WHAT YOU WILL DO =>
Identify each line containing the word "image" and copy it.

Dataset excerpts:
----------------

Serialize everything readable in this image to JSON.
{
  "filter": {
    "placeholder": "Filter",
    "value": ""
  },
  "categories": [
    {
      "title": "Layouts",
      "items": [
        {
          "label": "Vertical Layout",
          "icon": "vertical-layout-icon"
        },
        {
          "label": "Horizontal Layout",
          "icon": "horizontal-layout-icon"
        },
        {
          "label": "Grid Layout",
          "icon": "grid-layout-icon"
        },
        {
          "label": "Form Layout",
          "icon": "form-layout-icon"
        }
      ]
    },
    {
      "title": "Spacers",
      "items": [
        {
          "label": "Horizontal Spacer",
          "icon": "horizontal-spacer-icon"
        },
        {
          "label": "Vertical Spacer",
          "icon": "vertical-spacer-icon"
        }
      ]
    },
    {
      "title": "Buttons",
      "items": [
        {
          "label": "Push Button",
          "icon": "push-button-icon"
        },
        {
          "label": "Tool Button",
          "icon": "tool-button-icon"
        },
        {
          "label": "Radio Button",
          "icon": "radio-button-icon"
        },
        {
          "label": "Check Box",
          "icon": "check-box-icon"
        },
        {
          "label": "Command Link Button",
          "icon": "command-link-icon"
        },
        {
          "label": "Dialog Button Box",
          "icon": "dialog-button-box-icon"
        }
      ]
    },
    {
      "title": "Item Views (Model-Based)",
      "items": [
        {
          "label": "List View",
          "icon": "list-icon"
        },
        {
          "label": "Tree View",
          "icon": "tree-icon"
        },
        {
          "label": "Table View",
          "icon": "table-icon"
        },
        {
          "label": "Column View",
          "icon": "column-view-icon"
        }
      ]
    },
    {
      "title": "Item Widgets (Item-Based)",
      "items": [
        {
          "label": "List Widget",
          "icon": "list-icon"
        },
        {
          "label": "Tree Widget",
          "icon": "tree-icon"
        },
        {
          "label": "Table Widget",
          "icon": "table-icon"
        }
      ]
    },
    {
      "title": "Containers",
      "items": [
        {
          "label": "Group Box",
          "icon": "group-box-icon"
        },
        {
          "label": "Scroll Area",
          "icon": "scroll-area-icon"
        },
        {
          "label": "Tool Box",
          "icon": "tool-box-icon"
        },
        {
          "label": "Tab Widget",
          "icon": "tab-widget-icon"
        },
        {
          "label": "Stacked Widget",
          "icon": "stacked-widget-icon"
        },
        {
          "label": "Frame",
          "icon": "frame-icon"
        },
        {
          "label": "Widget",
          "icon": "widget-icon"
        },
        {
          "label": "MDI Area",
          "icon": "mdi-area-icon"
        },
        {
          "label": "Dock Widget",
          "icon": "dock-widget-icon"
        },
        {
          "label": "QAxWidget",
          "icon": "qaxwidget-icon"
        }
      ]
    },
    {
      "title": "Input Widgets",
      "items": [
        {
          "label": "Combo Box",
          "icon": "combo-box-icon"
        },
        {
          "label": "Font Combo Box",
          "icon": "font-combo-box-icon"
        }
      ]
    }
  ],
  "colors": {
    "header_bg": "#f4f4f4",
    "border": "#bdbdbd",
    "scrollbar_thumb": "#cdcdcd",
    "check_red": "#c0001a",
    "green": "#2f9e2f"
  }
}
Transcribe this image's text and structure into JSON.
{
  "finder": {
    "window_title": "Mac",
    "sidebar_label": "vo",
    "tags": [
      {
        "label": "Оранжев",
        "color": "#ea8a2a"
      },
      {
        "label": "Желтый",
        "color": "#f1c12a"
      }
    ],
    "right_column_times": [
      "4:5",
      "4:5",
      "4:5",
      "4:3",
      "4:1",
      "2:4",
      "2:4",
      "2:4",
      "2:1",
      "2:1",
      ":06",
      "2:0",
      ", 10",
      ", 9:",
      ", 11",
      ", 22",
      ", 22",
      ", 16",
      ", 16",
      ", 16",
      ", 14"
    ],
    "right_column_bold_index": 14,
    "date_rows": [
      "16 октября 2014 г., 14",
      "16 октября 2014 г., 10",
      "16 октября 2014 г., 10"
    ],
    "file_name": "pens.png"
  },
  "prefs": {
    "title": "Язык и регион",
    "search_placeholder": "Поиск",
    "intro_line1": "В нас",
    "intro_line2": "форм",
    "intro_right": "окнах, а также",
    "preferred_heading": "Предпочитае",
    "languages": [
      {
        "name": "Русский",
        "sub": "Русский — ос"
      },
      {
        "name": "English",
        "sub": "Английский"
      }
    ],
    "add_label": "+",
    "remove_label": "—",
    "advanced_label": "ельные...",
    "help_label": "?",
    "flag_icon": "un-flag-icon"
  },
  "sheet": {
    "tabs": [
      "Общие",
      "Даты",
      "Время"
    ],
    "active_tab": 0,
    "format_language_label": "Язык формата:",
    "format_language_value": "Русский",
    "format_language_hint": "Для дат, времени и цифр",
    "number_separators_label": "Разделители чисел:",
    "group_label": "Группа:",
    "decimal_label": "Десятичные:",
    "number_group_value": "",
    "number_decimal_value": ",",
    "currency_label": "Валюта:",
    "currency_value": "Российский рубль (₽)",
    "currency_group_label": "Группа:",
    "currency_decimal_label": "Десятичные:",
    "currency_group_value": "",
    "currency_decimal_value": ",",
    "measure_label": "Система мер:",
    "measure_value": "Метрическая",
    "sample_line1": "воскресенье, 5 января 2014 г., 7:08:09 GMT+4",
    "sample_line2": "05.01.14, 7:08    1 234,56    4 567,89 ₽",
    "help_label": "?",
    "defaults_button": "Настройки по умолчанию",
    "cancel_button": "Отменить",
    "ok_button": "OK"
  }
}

----------------

WORKED ANSWER =>
Serialize everything readable in this image to JSON.
Transcribe this image's text and structure into JSON.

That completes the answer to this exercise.